**Instruction**
Word for word, quote all of the material, omitting the pictures.

**Records supplied**
##########

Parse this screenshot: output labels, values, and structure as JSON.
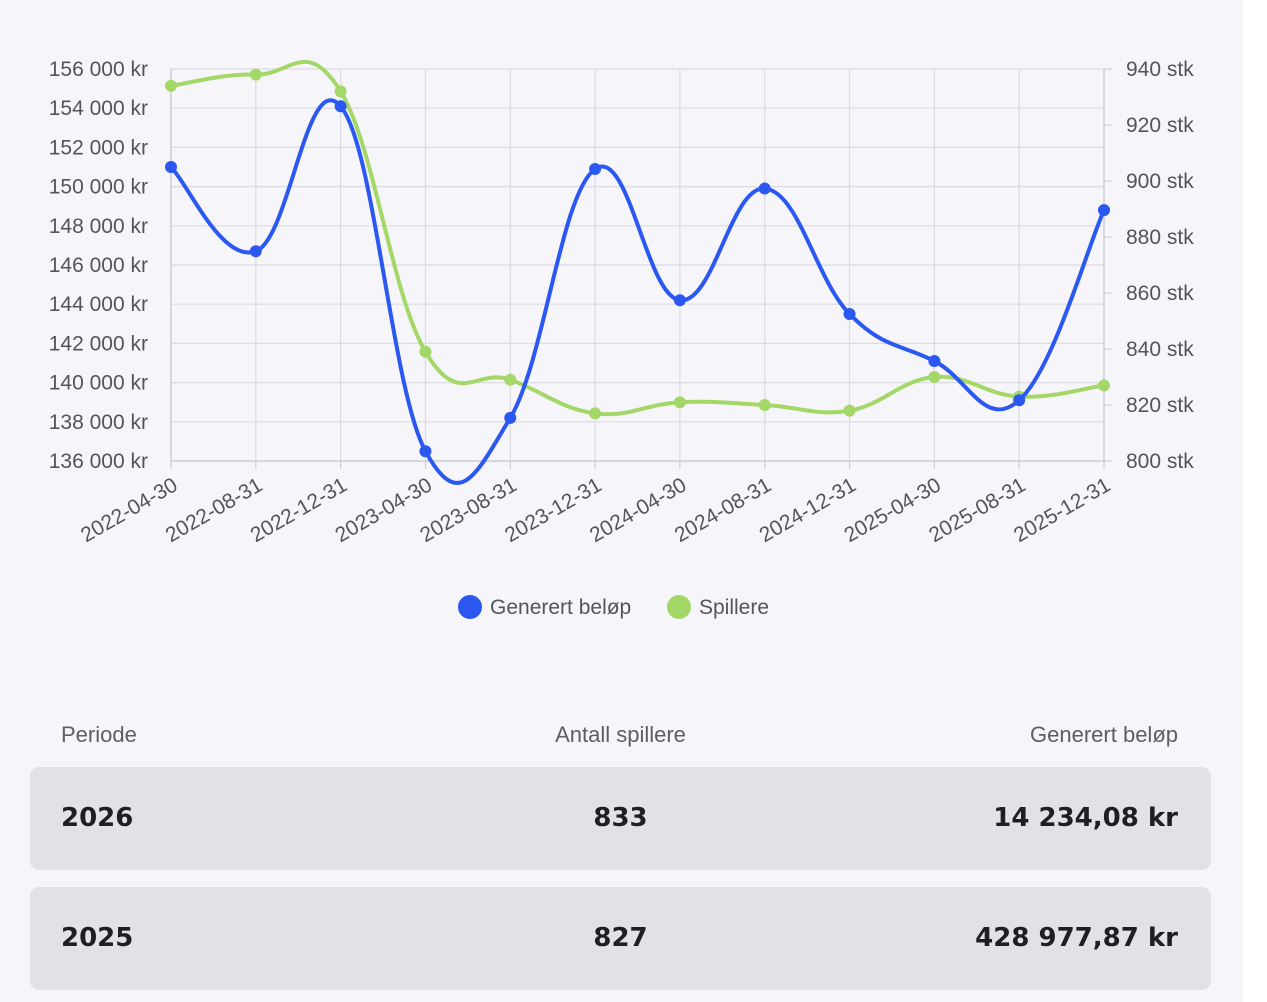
{
  "chart_data": {
    "type": "line",
    "x": [
      "2022-04-30",
      "2022-08-31",
      "2022-12-31",
      "2023-04-30",
      "2023-08-31",
      "2023-12-31",
      "2024-04-30",
      "2024-08-31",
      "2024-12-31",
      "2025-04-30",
      "2025-08-31",
      "2025-12-31"
    ],
    "series": [
      {
        "name": "Generert beløp",
        "axis": "left",
        "color": "#2a58f0",
        "values": [
          151000,
          146700,
          154100,
          136500,
          138200,
          150900,
          144200,
          149900,
          143500,
          141100,
          139100,
          148800
        ]
      },
      {
        "name": "Spillere",
        "axis": "right",
        "color": "#a3d868",
        "values": [
          934,
          938,
          932,
          839,
          829,
          817,
          821,
          820,
          818,
          830,
          823,
          827
        ]
      }
    ],
    "y_left": {
      "range": [
        136000,
        156000
      ],
      "ticks": [
        "156 000 kr",
        "154 000 kr",
        "152 000 kr",
        "150 000 kr",
        "148 000 kr",
        "146 000 kr",
        "144 000 kr",
        "142 000 kr",
        "140 000 kr",
        "138 000 kr",
        "136 000 kr"
      ]
    },
    "y_right": {
      "range": [
        800,
        940
      ],
      "ticks": [
        "940 stk",
        "920 stk",
        "900 stk",
        "880 stk",
        "860 stk",
        "840 stk",
        "820 stk",
        "800 stk"
      ]
    },
    "grid": true,
    "legend_position": "bottom"
  },
  "table": {
    "headers": {
      "period": "Periode",
      "players": "Antall spillere",
      "amount": "Generert beløp"
    },
    "rows": [
      {
        "period": "2026",
        "players": "833",
        "amount": "14 234,08 kr"
      },
      {
        "period": "2025",
        "players": "827",
        "amount": "428 977,87 kr"
      }
    ]
  }
}
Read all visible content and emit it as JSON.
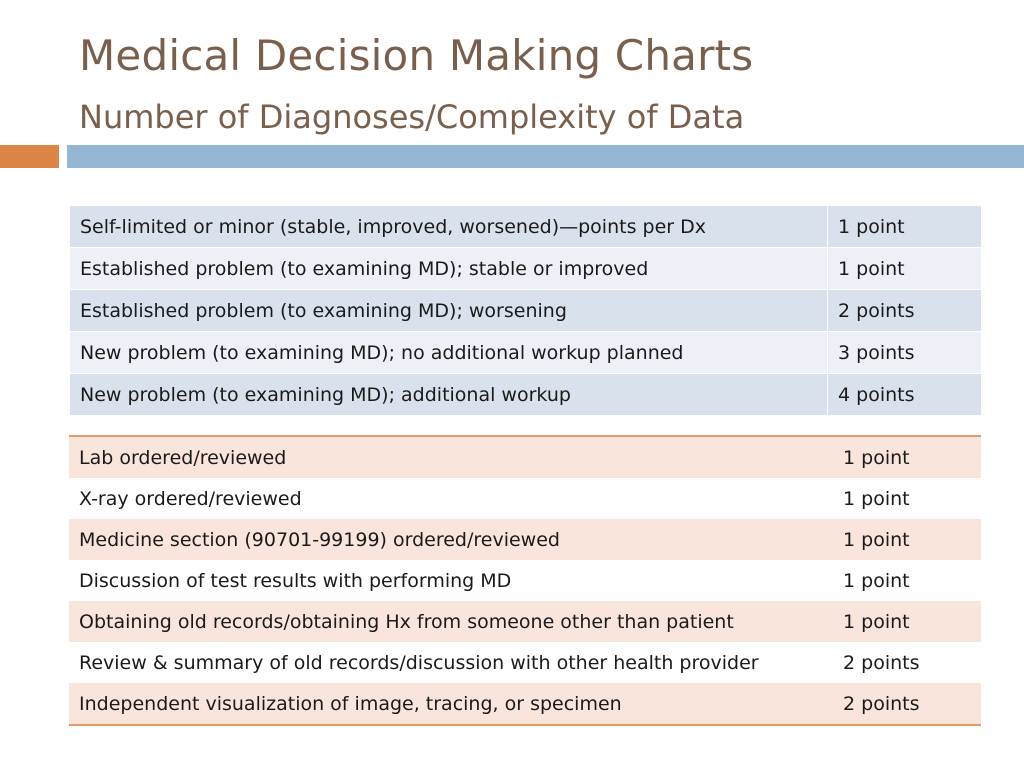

##########

**Correct response**
Parse this screenshot: output labels, values, and structure as JSON.
{
  "chart_data": {
    "type": "line",
    "x": [
      "2022-04-30",
      "2022-08-31",
      "2022-12-31",
      "2023-04-30",
      "2023-08-31",
      "2023-12-31",
      "2024-04-30",
      "2024-08-31",
      "2024-12-31",
      "2025-04-30",
      "2025-08-31",
      "2025-12-31"
    ],
    "series": [
      {
        "name": "Generert beløp",
        "axis": "left",
        "color": "#2a58f0",
        "values": [
          151000,
          146700,
          154100,
          136500,
          138200,
          150900,
          144200,
          149900,
          143500,
          141100,
          139100,
          148800
        ]
      },
      {
        "name": "Spillere",
        "axis": "right",
        "color": "#a3d868",
        "values": [
          934,
          938,
          932,
          839,
          829,
          817,
          821,
          820,
          818,
          830,
          823,
          827
        ]
      }
    ],
    "y_left": {
      "range": [
        136000,
        156000
      ],
      "ticks": [
        "156 000 kr",
        "154 000 kr",
        "152 000 kr",
        "150 000 kr",
        "148 000 kr",
        "146 000 kr",
        "144 000 kr",
        "142 000 kr",
        "140 000 kr",
        "138 000 kr",
        "136 000 kr"
      ]
    },
    "y_right": {
      "range": [
        800,
        940
      ],
      "ticks": [
        "940 stk",
        "920 stk",
        "900 stk",
        "880 stk",
        "860 stk",
        "840 stk",
        "820 stk",
        "800 stk"
      ]
    },
    "grid": true,
    "legend_position": "bottom"
  },
  "table": {
    "headers": {
      "period": "Periode",
      "players": "Antall spillere",
      "amount": "Generert beløp"
    },
    "rows": [
      {
        "period": "2026",
        "players": "833",
        "amount": "14 234,08 kr"
      },
      {
        "period": "2025",
        "players": "827",
        "amount": "428 977,87 kr"
      }
    ]
  }
}
Read all visible content and emit it as JSON.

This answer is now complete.